Problem description
Set out each line from the following listing that includes the word "Registry".

Data lines
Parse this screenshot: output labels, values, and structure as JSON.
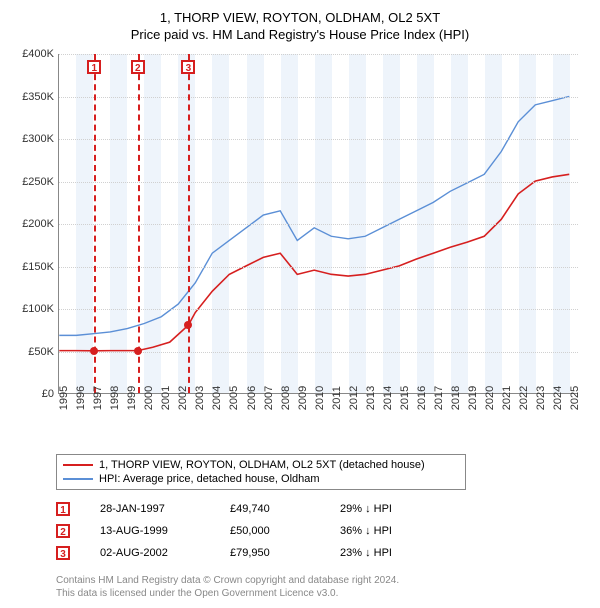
{
  "title_line1": "1, THORP VIEW, ROYTON, OLDHAM, OL2 5XT",
  "title_line2": "Price paid vs. HM Land Registry's House Price Index (HPI)",
  "chart": {
    "type": "line",
    "x_min": 1995,
    "x_max": 2025.5,
    "y_min": 0,
    "y_max": 400000,
    "y_ticks": [
      0,
      50000,
      100000,
      150000,
      200000,
      250000,
      300000,
      350000,
      400000
    ],
    "y_tick_labels": [
      "£0",
      "£50K",
      "£100K",
      "£150K",
      "£200K",
      "£250K",
      "£300K",
      "£350K",
      "£400K"
    ],
    "x_ticks": [
      1995,
      1996,
      1997,
      1998,
      1999,
      2000,
      2001,
      2002,
      2003,
      2004,
      2005,
      2006,
      2007,
      2008,
      2009,
      2010,
      2011,
      2012,
      2013,
      2014,
      2015,
      2016,
      2017,
      2018,
      2019,
      2020,
      2021,
      2022,
      2023,
      2024,
      2025
    ],
    "background_color": "#ffffff",
    "grid_color": "#d0d0d0",
    "shade_color": "#eef4fb",
    "series": [
      {
        "id": "price_paid",
        "color": "#d61f1f",
        "width": 1.6,
        "points": [
          [
            1995,
            50000
          ],
          [
            1996,
            50000
          ],
          [
            1997.07,
            49740
          ],
          [
            1998,
            50000
          ],
          [
            1999.62,
            50000
          ],
          [
            2000.5,
            54000
          ],
          [
            2001.5,
            60000
          ],
          [
            2002.59,
            79950
          ],
          [
            2003,
            95000
          ],
          [
            2004,
            120000
          ],
          [
            2005,
            140000
          ],
          [
            2006,
            150000
          ],
          [
            2007,
            160000
          ],
          [
            2008,
            165000
          ],
          [
            2009,
            140000
          ],
          [
            2010,
            145000
          ],
          [
            2011,
            140000
          ],
          [
            2012,
            138000
          ],
          [
            2013,
            140000
          ],
          [
            2014,
            145000
          ],
          [
            2015,
            150000
          ],
          [
            2016,
            158000
          ],
          [
            2017,
            165000
          ],
          [
            2018,
            172000
          ],
          [
            2019,
            178000
          ],
          [
            2020,
            185000
          ],
          [
            2021,
            205000
          ],
          [
            2022,
            235000
          ],
          [
            2023,
            250000
          ],
          [
            2024,
            255000
          ],
          [
            2025,
            258000
          ]
        ]
      },
      {
        "id": "hpi",
        "color": "#5b8fd6",
        "width": 1.4,
        "points": [
          [
            1995,
            68000
          ],
          [
            1996,
            68000
          ],
          [
            1997,
            70000
          ],
          [
            1998,
            72000
          ],
          [
            1999,
            76000
          ],
          [
            2000,
            82000
          ],
          [
            2001,
            90000
          ],
          [
            2002,
            105000
          ],
          [
            2003,
            130000
          ],
          [
            2004,
            165000
          ],
          [
            2005,
            180000
          ],
          [
            2006,
            195000
          ],
          [
            2007,
            210000
          ],
          [
            2008,
            215000
          ],
          [
            2009,
            180000
          ],
          [
            2010,
            195000
          ],
          [
            2011,
            185000
          ],
          [
            2012,
            182000
          ],
          [
            2013,
            185000
          ],
          [
            2014,
            195000
          ],
          [
            2015,
            205000
          ],
          [
            2016,
            215000
          ],
          [
            2017,
            225000
          ],
          [
            2018,
            238000
          ],
          [
            2019,
            248000
          ],
          [
            2020,
            258000
          ],
          [
            2021,
            285000
          ],
          [
            2022,
            320000
          ],
          [
            2023,
            340000
          ],
          [
            2024,
            345000
          ],
          [
            2025,
            350000
          ]
        ]
      }
    ],
    "sale_markers": [
      {
        "n": "1",
        "x": 1997.07,
        "y": 49740,
        "color": "#d61f1f"
      },
      {
        "n": "2",
        "x": 1999.62,
        "y": 50000,
        "color": "#d61f1f"
      },
      {
        "n": "3",
        "x": 2002.59,
        "y": 79950,
        "color": "#d61f1f"
      }
    ]
  },
  "legend": {
    "items": [
      {
        "color": "#d61f1f",
        "label": "1, THORP VIEW, ROYTON, OLDHAM, OL2 5XT (detached house)"
      },
      {
        "color": "#5b8fd6",
        "label": "HPI: Average price, detached house, Oldham"
      }
    ]
  },
  "sales": [
    {
      "n": "1",
      "color": "#d61f1f",
      "date": "28-JAN-1997",
      "price": "£49,740",
      "diff": "29% ↓ HPI"
    },
    {
      "n": "2",
      "color": "#d61f1f",
      "date": "13-AUG-1999",
      "price": "£50,000",
      "diff": "36% ↓ HPI"
    },
    {
      "n": "3",
      "color": "#d61f1f",
      "date": "02-AUG-2002",
      "price": "£79,950",
      "diff": "23% ↓ HPI"
    }
  ],
  "footnote_line1": "Contains HM Land Registry data © Crown copyright and database right 2024.",
  "footnote_line2": "This data is licensed under the Open Government Licence v3.0."
}
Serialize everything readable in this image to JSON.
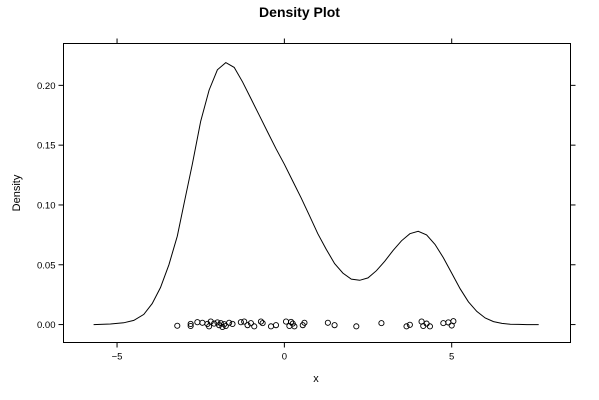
{
  "chart_data": {
    "type": "line",
    "title": "Density Plot",
    "xlabel": "x",
    "ylabel": "Density",
    "xlim": [
      -6.6,
      8.55
    ],
    "ylim": [
      -0.015,
      0.235
    ],
    "x_ticks": [
      -5,
      0,
      5
    ],
    "x_tick_labels": [
      "−5",
      "0",
      "5"
    ],
    "y_ticks": [
      0,
      0.05,
      0.1,
      0.15,
      0.2
    ],
    "y_tick_labels": [
      "0.00",
      "0.05",
      "0.10",
      "0.15",
      "0.20"
    ],
    "grid": false,
    "legend": "none",
    "series": [
      {
        "x": [
          -5.7,
          -5.2,
          -4.8,
          -4.5,
          -4.2,
          -3.95,
          -3.7,
          -3.45,
          -3.2,
          -3.0,
          -2.75,
          -2.5,
          -2.25,
          -2.0,
          -1.75,
          -1.5,
          -1.25,
          -1.0,
          -0.75,
          -0.5,
          -0.25,
          0.0,
          0.25,
          0.5,
          0.75,
          1.0,
          1.25,
          1.5,
          1.75,
          2.0,
          2.25,
          2.5,
          2.75,
          3.0,
          3.25,
          3.5,
          3.75,
          4.0,
          4.25,
          4.5,
          4.75,
          5.0,
          5.25,
          5.5,
          5.75,
          6.0,
          6.25,
          6.5,
          6.75,
          7.0,
          7.25,
          7.6
        ],
        "y": [
          0.0,
          0.0005,
          0.0015,
          0.0035,
          0.0085,
          0.0175,
          0.031,
          0.05,
          0.074,
          0.101,
          0.134,
          0.17,
          0.196,
          0.213,
          0.219,
          0.215,
          0.203,
          0.189,
          0.175,
          0.161,
          0.147,
          0.134,
          0.12,
          0.106,
          0.091,
          0.076,
          0.063,
          0.051,
          0.043,
          0.038,
          0.037,
          0.039,
          0.045,
          0.053,
          0.062,
          0.07,
          0.076,
          0.078,
          0.075,
          0.067,
          0.056,
          0.043,
          0.03,
          0.019,
          0.011,
          0.0055,
          0.0025,
          0.001,
          0.0003,
          0.0001,
          0.0,
          0.0
        ]
      }
    ],
    "rug_points": [
      {
        "x": -3.2,
        "y": -0.001
      },
      {
        "x": -2.8,
        "y": -0.0012
      },
      {
        "x": -2.8,
        "y": 0.0005
      },
      {
        "x": -2.6,
        "y": 0.002
      },
      {
        "x": -2.45,
        "y": 0.0015
      },
      {
        "x": -2.3,
        "y": 0.0005
      },
      {
        "x": -2.25,
        "y": -0.0015
      },
      {
        "x": -2.2,
        "y": 0.0025
      },
      {
        "x": -2.1,
        "y": 0.0008
      },
      {
        "x": -2.0,
        "y": 0.0018
      },
      {
        "x": -1.95,
        "y": -0.0005
      },
      {
        "x": -1.9,
        "y": 0.0012
      },
      {
        "x": -1.85,
        "y": -0.002
      },
      {
        "x": -1.8,
        "y": 0.0003
      },
      {
        "x": -1.75,
        "y": -0.0012
      },
      {
        "x": -1.65,
        "y": 0.0015
      },
      {
        "x": -1.55,
        "y": 0.0005
      },
      {
        "x": -1.3,
        "y": 0.002
      },
      {
        "x": -1.2,
        "y": 0.0025
      },
      {
        "x": -1.1,
        "y": -0.0005
      },
      {
        "x": -1.0,
        "y": 0.0012
      },
      {
        "x": -0.9,
        "y": -0.0015
      },
      {
        "x": -0.7,
        "y": 0.0025
      },
      {
        "x": -0.65,
        "y": 0.0012
      },
      {
        "x": -0.4,
        "y": -0.0015
      },
      {
        "x": -0.25,
        "y": -0.0005
      },
      {
        "x": 0.05,
        "y": 0.0025
      },
      {
        "x": 0.15,
        "y": -0.0012
      },
      {
        "x": 0.2,
        "y": 0.0022
      },
      {
        "x": 0.25,
        "y": 0.0008
      },
      {
        "x": 0.3,
        "y": -0.0015
      },
      {
        "x": 0.55,
        "y": -0.0005
      },
      {
        "x": 0.6,
        "y": 0.0015
      },
      {
        "x": 1.3,
        "y": 0.0015
      },
      {
        "x": 1.5,
        "y": -0.0005
      },
      {
        "x": 2.15,
        "y": -0.0015
      },
      {
        "x": 2.9,
        "y": 0.0012
      },
      {
        "x": 3.65,
        "y": -0.0015
      },
      {
        "x": 3.75,
        "y": -0.0002
      },
      {
        "x": 4.1,
        "y": 0.0025
      },
      {
        "x": 4.15,
        "y": -0.0012
      },
      {
        "x": 4.25,
        "y": 0.0008
      },
      {
        "x": 4.35,
        "y": -0.0015
      },
      {
        "x": 4.75,
        "y": 0.0012
      },
      {
        "x": 4.9,
        "y": 0.0018
      },
      {
        "x": 5.0,
        "y": -0.0008
      },
      {
        "x": 5.05,
        "y": 0.0028
      }
    ]
  }
}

Answer
  "title_line2": "Price paid vs. HM Land Registry's House Price Index (HPI)",
  "footnote_line1": "Contains HM Land Registry data © Crown copyright and database right 2024.",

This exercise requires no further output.